• [Short exercise]:
Please give the data below again in full, exactly as it stands.

* * * * *

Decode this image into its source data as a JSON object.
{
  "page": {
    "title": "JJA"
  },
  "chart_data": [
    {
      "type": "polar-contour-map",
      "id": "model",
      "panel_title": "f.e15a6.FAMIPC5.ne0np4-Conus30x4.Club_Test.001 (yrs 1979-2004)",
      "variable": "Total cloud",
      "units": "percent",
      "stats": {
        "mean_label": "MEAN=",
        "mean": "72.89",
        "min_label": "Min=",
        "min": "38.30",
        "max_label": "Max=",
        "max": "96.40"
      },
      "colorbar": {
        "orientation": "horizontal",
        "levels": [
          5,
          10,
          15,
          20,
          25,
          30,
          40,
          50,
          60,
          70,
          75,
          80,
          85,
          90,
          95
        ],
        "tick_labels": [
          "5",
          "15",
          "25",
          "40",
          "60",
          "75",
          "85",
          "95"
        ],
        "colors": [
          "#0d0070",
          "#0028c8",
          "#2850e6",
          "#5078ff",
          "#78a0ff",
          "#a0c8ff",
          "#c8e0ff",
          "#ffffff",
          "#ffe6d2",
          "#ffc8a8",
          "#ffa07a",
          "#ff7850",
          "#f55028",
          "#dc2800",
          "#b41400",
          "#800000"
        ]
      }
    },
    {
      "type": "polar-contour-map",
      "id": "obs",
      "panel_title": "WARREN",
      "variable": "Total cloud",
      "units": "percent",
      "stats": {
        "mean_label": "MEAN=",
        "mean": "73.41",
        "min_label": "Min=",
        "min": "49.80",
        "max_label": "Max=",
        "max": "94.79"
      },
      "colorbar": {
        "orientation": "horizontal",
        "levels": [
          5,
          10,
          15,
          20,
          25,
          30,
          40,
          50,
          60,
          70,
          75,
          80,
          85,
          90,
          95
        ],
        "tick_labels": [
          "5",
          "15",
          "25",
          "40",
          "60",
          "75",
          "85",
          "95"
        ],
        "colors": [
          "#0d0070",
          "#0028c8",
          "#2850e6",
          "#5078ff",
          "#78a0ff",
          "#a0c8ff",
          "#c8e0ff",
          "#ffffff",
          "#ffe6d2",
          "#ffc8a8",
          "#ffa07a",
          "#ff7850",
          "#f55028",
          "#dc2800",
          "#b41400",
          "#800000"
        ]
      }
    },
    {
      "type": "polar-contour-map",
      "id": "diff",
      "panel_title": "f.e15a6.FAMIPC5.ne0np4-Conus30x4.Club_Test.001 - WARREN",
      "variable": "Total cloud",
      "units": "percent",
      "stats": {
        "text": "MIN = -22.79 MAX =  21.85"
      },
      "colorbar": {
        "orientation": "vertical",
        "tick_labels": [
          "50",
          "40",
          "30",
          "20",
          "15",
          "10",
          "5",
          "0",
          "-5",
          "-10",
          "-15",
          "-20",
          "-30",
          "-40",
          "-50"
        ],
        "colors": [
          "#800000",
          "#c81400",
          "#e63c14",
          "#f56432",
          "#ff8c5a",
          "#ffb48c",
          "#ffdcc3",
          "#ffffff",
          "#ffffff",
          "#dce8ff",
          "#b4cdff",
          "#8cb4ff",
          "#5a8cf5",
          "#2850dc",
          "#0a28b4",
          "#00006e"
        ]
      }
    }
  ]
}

* * * * *

• [Exercise result]:
Decode this image into its source data as a JSON object.
{
  "page": {
    "title": "JJA"
  },
  "chart_data": [
    {
      "type": "polar-contour-map",
      "id": "model",
      "panel_title": "f.e15a6.FAMIPC5.ne0np4-Conus30x4.Club_Test.001 (yrs 1979-2004)",
      "variable": "Total cloud",
      "units": "percent",
      "stats": {
        "mean_label": "MEAN=",
        "mean": "72.89",
        "min_label": "Min=",
        "min": "38.30",
        "max_label": "Max=",
        "max": "96.40"
      },
      "colorbar": {
        "orientation": "horizontal",
        "levels": [
          5,
          10,
          15,
          20,
          25,
          30,
          40,
          50,
          60,
          70,
          75,
          80,
          85,
          90,
          95
        ],
        "tick_labels": [
          "5",
          "15",
          "25",
          "40",
          "60",
          "75",
          "85",
          "95"
        ],
        "colors": [
          "#0d0070",
          "#0028c8",
          "#2850e6",
          "#5078ff",
          "#78a0ff",
          "#a0c8ff",
          "#c8e0ff",
          "#ffffff",
          "#ffe6d2",
          "#ffc8a8",
          "#ffa07a",
          "#ff7850",
          "#f55028",
          "#dc2800",
          "#b41400",
          "#800000"
        ]
      }
    },
    {
      "type": "polar-contour-map",
      "id": "obs",
      "panel_title": "WARREN",
      "variable": "Total cloud",
      "units": "percent",
      "stats": {
        "mean_label": "MEAN=",
        "mean": "73.41",
        "min_label": "Min=",
        "min": "49.80",
        "max_label": "Max=",
        "max": "94.79"
      },
      "colorbar": {
        "orientation": "horizontal",
        "levels": [
          5,
          10,
          15,
          20,
          25,
          30,
          40,
          50,
          60,
          70,
          75,
          80,
          85,
          90,
          95
        ],
        "tick_labels": [
          "5",
          "15",
          "25",
          "40",
          "60",
          "75",
          "85",
          "95"
        ],
        "colors": [
          "#0d0070",
          "#0028c8",
          "#2850e6",
          "#5078ff",
          "#78a0ff",
          "#a0c8ff",
          "#c8e0ff",
          "#ffffff",
          "#ffe6d2",
          "#ffc8a8",
          "#ffa07a",
          "#ff7850",
          "#f55028",
          "#dc2800",
          "#b41400",
          "#800000"
        ]
      }
    },
    {
      "type": "polar-contour-map",
      "id": "diff",
      "panel_title": "f.e15a6.FAMIPC5.ne0np4-Conus30x4.Club_Test.001 - WARREN",
      "variable": "Total cloud",
      "units": "percent",
      "stats": {
        "text": "MIN = -22.79 MAX =  21.85"
      },
      "colorbar": {
        "orientation": "vertical",
        "tick_labels": [
          "50",
          "40",
          "30",
          "20",
          "15",
          "10",
          "5",
          "0",
          "-5",
          "-10",
          "-15",
          "-20",
          "-30",
          "-40",
          "-50"
        ],
        "colors": [
          "#800000",
          "#c81400",
          "#e63c14",
          "#f56432",
          "#ff8c5a",
          "#ffb48c",
          "#ffdcc3",
          "#ffffff",
          "#ffffff",
          "#dce8ff",
          "#b4cdff",
          "#8cb4ff",
          "#5a8cf5",
          "#2850dc",
          "#0a28b4",
          "#00006e"
        ]
      }
    }
  ]
}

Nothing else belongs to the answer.